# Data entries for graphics
● ● ● ●

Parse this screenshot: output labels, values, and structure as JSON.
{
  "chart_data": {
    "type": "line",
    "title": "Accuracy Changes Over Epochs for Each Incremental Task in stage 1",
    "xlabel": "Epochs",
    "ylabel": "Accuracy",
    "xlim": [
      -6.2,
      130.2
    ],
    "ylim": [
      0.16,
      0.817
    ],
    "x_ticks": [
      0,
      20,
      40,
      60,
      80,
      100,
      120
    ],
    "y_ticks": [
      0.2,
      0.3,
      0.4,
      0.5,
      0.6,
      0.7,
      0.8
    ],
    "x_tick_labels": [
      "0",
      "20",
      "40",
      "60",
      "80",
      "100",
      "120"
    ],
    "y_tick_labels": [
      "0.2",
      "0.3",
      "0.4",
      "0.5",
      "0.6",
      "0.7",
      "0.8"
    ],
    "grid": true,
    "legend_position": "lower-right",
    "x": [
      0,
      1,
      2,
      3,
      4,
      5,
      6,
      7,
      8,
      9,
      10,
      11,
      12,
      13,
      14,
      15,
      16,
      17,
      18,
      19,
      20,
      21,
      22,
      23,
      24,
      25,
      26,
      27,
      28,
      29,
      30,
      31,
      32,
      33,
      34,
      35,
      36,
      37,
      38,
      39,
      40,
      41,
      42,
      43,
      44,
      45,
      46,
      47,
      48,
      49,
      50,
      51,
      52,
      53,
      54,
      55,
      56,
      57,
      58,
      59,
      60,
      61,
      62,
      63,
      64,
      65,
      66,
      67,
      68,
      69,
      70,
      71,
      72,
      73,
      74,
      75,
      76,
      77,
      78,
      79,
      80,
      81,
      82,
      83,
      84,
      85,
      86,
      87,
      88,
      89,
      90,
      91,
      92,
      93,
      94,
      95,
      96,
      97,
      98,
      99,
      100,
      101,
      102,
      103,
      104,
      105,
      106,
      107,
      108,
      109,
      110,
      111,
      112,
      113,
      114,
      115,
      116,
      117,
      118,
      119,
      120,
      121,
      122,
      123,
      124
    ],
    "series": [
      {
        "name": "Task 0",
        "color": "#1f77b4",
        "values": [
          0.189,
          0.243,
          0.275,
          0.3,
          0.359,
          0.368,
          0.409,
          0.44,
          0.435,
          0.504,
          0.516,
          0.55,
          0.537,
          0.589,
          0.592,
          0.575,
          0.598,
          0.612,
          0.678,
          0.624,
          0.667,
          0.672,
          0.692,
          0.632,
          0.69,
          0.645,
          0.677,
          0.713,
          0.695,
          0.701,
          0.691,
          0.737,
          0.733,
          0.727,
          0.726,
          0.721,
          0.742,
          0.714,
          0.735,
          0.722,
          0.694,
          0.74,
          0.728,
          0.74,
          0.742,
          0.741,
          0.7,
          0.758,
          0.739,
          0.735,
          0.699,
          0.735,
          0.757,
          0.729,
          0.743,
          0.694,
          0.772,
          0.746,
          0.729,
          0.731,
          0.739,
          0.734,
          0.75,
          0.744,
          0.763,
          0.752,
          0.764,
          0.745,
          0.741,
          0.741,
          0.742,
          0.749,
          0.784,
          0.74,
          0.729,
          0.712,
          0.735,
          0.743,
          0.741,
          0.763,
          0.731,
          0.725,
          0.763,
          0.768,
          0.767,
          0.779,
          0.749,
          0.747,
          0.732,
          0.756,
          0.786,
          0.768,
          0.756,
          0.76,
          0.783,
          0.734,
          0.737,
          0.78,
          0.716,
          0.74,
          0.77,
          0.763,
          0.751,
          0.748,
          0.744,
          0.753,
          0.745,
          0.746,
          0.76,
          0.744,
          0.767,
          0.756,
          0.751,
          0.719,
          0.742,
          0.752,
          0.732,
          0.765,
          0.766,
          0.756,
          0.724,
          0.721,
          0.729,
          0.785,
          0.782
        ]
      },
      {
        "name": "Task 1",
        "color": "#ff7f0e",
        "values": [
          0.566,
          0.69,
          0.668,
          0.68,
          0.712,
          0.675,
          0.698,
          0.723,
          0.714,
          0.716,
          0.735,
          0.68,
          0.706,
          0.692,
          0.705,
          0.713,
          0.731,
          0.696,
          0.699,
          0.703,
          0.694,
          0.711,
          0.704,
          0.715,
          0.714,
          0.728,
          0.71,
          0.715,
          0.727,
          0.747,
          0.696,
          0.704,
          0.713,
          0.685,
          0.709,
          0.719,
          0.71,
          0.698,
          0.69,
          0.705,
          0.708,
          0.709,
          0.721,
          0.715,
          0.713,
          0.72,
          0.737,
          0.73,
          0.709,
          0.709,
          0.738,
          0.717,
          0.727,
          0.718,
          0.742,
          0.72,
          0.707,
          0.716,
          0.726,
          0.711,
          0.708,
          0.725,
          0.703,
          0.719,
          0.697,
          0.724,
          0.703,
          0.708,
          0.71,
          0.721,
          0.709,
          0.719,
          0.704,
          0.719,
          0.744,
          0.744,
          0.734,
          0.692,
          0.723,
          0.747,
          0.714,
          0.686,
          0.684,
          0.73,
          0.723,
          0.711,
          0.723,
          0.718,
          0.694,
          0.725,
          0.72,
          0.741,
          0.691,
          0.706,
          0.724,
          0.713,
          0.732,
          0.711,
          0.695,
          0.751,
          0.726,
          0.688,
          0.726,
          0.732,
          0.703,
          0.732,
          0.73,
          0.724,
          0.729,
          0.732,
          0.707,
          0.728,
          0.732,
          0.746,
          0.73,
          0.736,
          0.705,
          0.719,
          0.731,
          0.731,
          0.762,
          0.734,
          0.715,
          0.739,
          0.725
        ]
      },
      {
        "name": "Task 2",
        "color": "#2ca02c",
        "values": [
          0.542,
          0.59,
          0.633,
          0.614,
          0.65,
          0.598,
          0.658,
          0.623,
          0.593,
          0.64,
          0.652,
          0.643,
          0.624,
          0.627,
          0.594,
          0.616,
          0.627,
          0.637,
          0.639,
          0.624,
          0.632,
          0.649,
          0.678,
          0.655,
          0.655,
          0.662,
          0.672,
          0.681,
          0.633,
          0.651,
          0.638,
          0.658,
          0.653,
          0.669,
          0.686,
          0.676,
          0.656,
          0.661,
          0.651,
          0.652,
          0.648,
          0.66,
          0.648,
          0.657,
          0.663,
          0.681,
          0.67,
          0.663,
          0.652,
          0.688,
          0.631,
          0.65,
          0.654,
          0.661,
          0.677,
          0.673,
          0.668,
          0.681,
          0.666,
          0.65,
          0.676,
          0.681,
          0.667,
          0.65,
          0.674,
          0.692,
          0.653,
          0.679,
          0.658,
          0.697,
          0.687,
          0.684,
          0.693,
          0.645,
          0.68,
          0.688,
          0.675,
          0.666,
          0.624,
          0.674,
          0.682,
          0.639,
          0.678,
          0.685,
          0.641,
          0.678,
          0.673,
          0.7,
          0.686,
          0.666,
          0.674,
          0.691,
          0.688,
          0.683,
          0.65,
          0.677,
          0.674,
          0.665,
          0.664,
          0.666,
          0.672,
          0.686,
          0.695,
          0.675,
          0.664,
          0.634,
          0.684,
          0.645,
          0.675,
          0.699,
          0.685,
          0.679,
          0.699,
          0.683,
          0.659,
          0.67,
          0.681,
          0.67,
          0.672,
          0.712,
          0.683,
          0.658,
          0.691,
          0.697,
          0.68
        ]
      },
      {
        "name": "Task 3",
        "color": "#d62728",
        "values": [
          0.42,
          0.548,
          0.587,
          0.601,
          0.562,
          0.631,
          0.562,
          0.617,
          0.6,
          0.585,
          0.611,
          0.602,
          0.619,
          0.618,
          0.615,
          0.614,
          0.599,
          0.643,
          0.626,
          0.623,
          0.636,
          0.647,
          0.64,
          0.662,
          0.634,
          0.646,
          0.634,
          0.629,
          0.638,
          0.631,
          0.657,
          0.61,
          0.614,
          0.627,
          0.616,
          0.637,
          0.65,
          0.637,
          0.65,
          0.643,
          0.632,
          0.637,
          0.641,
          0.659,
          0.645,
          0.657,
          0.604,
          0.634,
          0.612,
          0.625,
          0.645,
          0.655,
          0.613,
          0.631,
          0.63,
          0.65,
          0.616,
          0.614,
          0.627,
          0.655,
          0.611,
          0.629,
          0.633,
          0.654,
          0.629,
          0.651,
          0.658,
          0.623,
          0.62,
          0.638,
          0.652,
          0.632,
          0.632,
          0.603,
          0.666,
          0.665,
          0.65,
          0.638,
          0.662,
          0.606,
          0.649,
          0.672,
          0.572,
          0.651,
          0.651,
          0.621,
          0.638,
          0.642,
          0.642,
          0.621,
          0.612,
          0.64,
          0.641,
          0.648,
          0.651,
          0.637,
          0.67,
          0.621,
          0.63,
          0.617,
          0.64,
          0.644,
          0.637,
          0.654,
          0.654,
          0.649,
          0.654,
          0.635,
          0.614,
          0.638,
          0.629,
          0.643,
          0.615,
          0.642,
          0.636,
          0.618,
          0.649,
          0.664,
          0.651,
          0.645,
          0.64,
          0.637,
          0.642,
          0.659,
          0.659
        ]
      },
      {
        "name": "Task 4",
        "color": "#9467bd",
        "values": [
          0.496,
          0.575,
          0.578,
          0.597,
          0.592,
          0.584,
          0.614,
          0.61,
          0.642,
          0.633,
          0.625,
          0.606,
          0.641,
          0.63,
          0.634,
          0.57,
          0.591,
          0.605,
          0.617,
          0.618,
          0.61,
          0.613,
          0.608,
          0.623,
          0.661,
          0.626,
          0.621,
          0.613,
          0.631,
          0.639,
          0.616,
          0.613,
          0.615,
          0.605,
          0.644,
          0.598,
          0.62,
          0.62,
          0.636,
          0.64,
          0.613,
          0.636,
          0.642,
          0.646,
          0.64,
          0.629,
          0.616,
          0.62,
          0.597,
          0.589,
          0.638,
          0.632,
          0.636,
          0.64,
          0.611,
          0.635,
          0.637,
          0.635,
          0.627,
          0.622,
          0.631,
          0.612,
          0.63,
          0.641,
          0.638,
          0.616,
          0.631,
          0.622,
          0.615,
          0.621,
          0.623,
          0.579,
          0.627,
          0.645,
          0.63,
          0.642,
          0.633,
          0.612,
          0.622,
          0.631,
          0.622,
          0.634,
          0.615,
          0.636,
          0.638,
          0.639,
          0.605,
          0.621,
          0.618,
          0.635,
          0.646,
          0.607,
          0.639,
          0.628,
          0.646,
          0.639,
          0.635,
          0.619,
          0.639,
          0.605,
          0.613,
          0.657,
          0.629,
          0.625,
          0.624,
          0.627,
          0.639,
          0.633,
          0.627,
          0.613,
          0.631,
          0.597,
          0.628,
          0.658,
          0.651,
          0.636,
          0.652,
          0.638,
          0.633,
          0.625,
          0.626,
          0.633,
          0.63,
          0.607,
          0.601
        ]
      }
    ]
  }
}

● ● ● ●

# Aim
Show, from the listing above, each line that contains the word "name".

# Task answer
        "name": "Task 0",
        "name": "Task 1",
        "name": "Task 2",
        "name": "Task 3",
        "name": "Task 4",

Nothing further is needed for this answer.